EXERCISE DESCRIPTION →
Everything in the data except the pictures belongs in your answer, copied exactly.

RECORDS →

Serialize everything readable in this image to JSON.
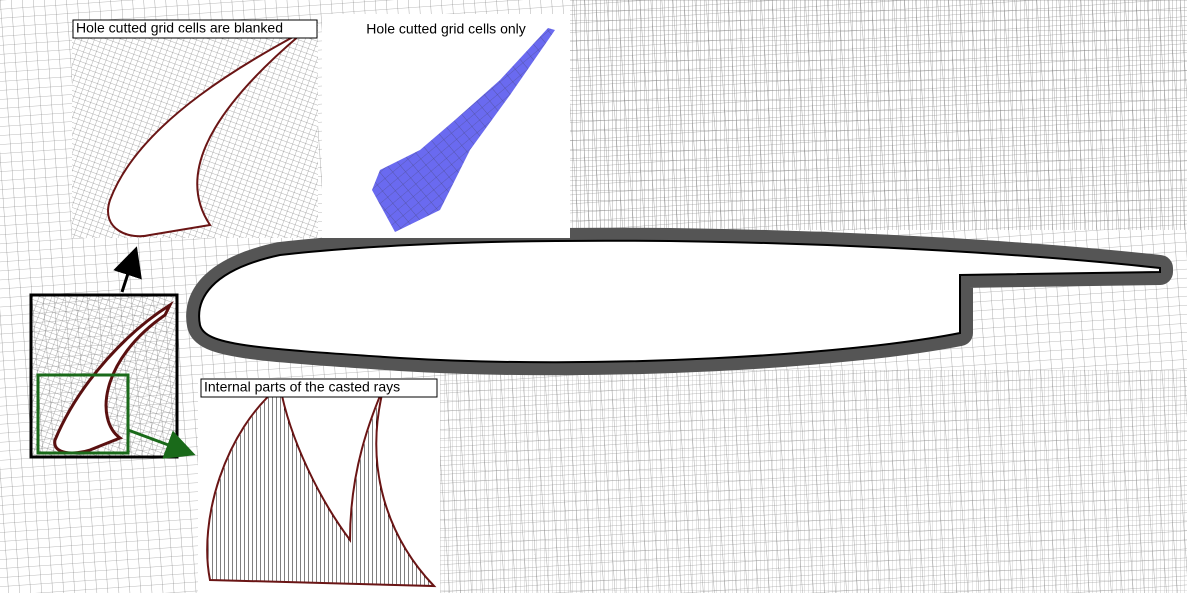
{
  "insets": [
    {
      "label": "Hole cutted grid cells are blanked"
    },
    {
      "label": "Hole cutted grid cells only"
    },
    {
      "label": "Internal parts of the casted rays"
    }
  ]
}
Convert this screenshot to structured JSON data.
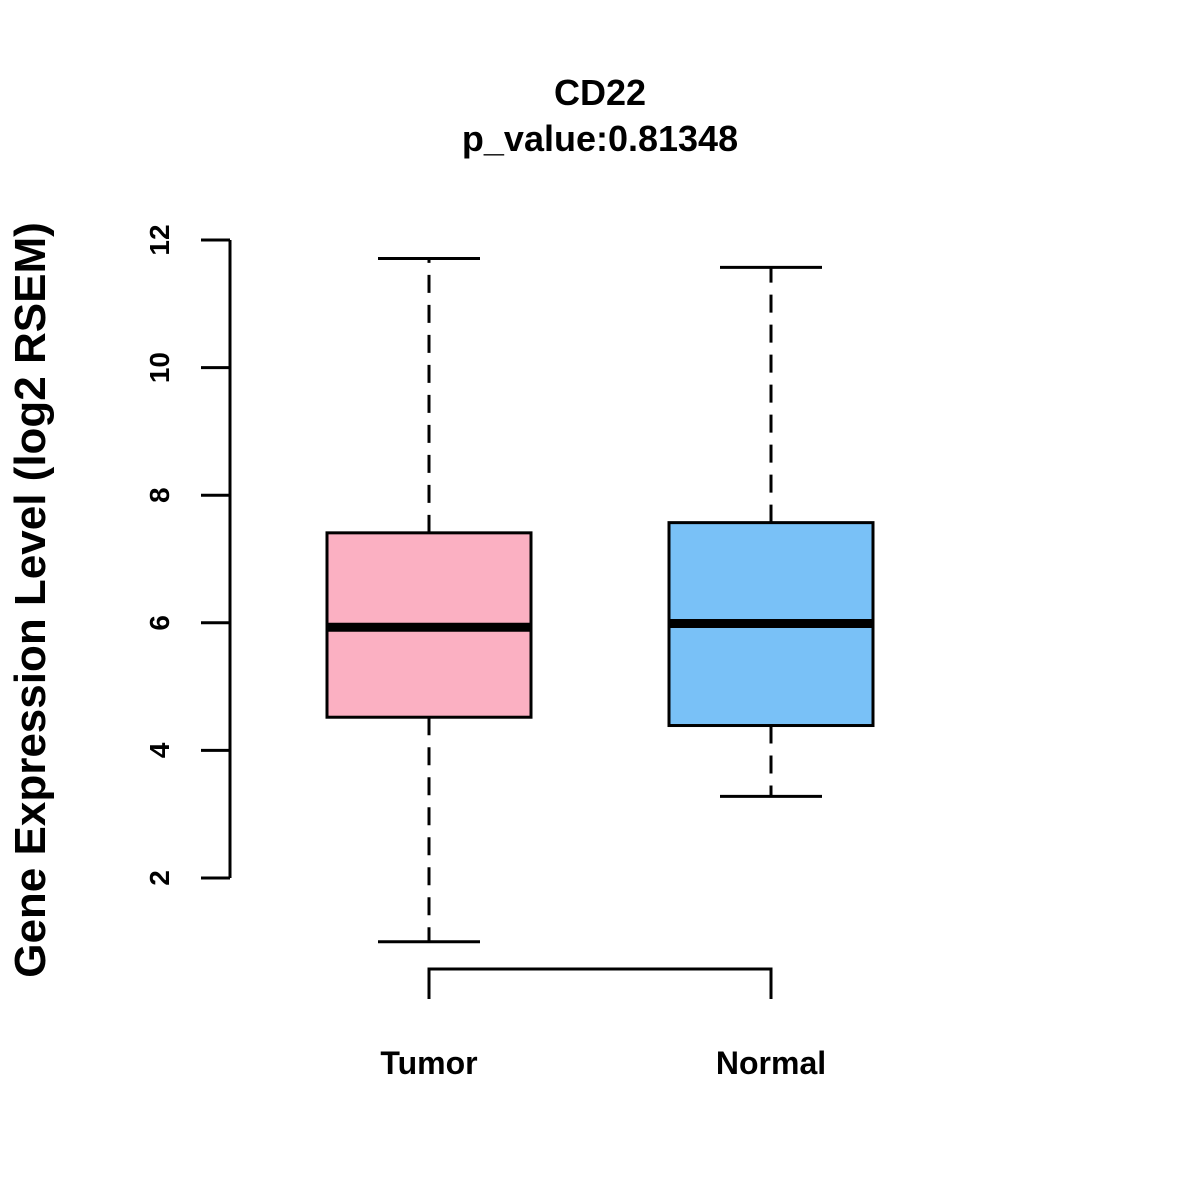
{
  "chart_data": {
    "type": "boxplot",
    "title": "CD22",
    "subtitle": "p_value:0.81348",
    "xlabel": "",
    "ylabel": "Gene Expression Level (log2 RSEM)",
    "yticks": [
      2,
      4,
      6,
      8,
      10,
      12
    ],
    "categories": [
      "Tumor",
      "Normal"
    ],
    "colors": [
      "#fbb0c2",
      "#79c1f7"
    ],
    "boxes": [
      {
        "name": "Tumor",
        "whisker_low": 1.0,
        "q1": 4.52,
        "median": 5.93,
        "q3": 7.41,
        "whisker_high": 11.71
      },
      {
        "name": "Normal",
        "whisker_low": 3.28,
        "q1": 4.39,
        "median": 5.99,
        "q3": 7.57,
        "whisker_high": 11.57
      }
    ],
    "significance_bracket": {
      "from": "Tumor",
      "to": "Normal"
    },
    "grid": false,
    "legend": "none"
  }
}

RESULT OF THIS EXERCISE →
Serialize everything readable in this image to JSON.
{
  "insets": [
    {
      "label": "Hole cutted grid cells are blanked"
    },
    {
      "label": "Hole cutted grid cells only"
    },
    {
      "label": "Internal parts of the casted rays"
    }
  ]
}
Convert this screenshot to structured JSON data.
{
  "chart_data": {
    "type": "boxplot",
    "title": "CD22",
    "subtitle": "p_value:0.81348",
    "xlabel": "",
    "ylabel": "Gene Expression Level (log2 RSEM)",
    "yticks": [
      2,
      4,
      6,
      8,
      10,
      12
    ],
    "categories": [
      "Tumor",
      "Normal"
    ],
    "colors": [
      "#fbb0c2",
      "#79c1f7"
    ],
    "boxes": [
      {
        "name": "Tumor",
        "whisker_low": 1.0,
        "q1": 4.52,
        "median": 5.93,
        "q3": 7.41,
        "whisker_high": 11.71
      },
      {
        "name": "Normal",
        "whisker_low": 3.28,
        "q1": 4.39,
        "median": 5.99,
        "q3": 7.57,
        "whisker_high": 11.57
      }
    ],
    "significance_bracket": {
      "from": "Tumor",
      "to": "Normal"
    },
    "grid": false,
    "legend": "none"
  }
}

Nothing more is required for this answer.